[Stored entries]
——

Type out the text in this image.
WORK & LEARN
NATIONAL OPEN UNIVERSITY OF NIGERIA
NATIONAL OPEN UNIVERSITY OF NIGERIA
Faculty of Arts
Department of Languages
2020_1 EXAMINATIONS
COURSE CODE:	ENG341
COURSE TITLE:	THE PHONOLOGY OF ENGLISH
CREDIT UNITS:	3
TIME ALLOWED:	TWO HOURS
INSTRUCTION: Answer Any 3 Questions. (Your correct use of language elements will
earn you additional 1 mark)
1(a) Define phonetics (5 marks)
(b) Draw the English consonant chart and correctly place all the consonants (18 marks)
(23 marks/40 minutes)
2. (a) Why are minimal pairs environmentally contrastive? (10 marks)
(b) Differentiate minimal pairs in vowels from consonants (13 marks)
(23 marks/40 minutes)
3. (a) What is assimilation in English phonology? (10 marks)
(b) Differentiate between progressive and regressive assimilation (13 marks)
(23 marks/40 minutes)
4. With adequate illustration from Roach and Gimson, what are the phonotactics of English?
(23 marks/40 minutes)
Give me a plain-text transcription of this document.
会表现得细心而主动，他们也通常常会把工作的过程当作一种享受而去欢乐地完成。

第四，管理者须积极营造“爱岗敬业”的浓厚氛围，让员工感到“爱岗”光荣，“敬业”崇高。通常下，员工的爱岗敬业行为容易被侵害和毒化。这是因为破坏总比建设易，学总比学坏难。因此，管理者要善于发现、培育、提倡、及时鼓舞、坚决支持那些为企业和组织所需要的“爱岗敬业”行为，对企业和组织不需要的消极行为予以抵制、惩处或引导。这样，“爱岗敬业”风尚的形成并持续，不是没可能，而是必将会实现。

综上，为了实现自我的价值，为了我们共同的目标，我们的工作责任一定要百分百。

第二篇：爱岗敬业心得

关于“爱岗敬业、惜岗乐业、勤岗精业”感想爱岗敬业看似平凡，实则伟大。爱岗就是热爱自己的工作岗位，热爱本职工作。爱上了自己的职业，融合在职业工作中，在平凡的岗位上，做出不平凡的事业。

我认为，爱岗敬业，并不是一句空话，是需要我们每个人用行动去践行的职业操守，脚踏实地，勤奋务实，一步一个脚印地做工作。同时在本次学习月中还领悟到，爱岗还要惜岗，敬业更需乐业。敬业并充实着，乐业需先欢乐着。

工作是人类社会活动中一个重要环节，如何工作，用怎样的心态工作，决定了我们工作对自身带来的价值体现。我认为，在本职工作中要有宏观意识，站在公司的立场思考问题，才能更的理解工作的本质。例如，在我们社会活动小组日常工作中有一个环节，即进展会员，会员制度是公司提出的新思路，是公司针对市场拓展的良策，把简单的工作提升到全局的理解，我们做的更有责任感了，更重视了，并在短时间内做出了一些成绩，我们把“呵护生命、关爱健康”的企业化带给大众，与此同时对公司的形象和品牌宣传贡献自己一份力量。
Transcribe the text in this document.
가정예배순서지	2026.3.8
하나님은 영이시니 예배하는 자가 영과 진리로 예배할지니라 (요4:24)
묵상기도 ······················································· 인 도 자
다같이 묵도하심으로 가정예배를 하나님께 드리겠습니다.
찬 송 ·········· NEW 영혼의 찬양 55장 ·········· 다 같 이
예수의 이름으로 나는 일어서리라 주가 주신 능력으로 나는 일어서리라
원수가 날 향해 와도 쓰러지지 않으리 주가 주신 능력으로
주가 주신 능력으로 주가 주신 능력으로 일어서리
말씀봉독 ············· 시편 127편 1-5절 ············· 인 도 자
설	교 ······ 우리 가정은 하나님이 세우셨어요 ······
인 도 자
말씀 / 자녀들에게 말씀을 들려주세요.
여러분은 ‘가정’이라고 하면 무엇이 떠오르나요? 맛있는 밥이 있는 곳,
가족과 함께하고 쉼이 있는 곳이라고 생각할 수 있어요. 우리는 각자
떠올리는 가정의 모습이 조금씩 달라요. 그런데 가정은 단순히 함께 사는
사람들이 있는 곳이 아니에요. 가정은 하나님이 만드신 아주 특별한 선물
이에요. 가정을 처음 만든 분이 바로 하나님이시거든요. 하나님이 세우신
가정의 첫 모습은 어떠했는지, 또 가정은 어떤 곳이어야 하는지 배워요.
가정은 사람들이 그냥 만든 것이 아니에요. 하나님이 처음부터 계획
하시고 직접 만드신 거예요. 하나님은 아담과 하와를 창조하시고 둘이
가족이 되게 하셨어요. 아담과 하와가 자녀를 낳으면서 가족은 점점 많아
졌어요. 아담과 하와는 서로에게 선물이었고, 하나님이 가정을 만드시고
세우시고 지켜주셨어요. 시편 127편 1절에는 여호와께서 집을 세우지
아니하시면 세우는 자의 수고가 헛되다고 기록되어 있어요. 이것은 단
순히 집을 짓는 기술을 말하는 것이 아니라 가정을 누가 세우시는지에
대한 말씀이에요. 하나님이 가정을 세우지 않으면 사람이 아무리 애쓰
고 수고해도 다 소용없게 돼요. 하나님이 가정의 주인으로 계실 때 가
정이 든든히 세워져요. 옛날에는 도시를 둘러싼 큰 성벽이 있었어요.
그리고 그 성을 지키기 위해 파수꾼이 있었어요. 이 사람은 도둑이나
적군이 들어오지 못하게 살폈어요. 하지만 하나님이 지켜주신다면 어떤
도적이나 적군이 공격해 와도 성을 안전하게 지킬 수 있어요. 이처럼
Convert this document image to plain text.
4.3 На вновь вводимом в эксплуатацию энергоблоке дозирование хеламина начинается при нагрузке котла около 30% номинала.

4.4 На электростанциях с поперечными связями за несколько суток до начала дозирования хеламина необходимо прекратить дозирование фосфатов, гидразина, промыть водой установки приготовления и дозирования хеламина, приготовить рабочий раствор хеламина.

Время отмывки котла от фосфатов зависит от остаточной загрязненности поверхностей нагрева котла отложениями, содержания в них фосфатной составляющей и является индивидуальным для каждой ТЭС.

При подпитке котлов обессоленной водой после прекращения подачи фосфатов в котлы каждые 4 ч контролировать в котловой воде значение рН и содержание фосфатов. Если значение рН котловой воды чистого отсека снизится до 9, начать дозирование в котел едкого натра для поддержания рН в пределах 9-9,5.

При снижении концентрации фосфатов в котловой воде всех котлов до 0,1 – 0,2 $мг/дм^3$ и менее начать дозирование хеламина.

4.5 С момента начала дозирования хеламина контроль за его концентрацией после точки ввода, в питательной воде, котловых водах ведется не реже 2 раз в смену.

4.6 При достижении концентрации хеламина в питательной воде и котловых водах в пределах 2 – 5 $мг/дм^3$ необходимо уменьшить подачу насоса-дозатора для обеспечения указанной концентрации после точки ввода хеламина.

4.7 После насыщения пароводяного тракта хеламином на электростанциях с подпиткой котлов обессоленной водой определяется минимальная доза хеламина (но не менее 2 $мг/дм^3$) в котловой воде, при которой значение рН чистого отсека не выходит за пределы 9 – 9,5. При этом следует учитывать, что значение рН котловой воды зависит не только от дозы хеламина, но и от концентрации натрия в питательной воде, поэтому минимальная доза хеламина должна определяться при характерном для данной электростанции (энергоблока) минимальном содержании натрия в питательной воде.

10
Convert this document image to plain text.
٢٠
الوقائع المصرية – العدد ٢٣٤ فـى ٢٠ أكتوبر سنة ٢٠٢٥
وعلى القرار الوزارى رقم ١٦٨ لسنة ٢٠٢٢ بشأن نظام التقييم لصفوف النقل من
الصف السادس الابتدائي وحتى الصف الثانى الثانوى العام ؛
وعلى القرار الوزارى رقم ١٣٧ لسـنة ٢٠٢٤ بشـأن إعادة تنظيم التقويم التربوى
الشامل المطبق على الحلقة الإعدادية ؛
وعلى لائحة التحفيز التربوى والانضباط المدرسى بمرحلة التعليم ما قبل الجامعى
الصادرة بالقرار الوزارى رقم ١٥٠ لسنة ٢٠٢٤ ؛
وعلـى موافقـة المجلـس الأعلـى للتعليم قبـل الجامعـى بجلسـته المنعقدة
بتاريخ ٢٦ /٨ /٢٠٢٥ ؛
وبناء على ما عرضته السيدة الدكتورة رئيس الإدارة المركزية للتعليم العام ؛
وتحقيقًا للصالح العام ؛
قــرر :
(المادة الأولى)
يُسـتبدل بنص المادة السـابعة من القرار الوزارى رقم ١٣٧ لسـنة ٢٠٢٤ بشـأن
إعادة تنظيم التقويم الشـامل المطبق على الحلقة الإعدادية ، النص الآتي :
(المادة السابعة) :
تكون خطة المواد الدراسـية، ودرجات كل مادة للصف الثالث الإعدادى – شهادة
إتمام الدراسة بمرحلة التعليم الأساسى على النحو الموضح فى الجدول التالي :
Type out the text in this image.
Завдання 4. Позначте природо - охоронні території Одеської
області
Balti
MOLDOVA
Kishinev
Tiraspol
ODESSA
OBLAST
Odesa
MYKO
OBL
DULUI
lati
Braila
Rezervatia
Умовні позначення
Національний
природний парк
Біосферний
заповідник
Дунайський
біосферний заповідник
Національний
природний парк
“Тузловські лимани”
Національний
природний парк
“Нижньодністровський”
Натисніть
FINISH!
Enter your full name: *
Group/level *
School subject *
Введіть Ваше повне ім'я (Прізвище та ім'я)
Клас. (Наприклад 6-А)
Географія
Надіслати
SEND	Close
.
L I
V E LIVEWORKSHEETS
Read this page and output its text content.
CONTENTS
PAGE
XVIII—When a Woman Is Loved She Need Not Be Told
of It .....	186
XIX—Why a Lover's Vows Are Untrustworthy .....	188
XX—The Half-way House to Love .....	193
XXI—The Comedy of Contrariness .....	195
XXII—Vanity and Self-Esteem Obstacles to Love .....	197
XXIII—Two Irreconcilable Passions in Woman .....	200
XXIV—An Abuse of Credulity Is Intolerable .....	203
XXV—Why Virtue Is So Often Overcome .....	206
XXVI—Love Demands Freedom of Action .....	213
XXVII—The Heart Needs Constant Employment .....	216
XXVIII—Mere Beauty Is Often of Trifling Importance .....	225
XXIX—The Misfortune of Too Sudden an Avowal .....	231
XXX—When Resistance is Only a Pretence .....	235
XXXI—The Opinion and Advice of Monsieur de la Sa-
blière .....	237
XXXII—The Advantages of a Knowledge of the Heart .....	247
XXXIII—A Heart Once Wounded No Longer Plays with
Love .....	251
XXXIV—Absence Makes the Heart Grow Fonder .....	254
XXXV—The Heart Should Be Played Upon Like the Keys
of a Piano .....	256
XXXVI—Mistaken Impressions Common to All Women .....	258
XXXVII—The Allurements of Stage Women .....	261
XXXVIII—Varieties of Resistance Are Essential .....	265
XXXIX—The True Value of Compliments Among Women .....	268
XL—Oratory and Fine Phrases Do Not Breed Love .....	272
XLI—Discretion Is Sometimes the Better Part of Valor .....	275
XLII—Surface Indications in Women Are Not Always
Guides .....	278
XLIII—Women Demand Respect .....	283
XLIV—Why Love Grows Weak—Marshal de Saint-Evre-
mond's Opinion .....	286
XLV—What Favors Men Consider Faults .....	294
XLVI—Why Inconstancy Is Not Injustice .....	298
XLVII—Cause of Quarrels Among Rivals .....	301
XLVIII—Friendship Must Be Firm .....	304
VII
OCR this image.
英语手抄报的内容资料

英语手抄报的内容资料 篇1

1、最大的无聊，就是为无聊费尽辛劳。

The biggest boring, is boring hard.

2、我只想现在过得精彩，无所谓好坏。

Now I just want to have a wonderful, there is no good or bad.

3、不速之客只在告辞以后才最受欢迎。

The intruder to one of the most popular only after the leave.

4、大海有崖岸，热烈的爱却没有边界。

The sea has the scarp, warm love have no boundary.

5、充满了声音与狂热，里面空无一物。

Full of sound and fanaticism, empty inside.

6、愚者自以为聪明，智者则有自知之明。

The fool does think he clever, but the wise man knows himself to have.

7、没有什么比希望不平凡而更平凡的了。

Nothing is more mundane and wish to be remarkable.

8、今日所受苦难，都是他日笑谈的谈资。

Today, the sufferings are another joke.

——

* **SET EXERCISE**:
Which lines contain "minimal"? Copy each of them.

* **RIGHT ANSWER**:
2. (a) Why are minimal pairs environmentally contrastive? (10 marks)
(b) Differentiate minimal pairs in vowels from consonants (13 marks)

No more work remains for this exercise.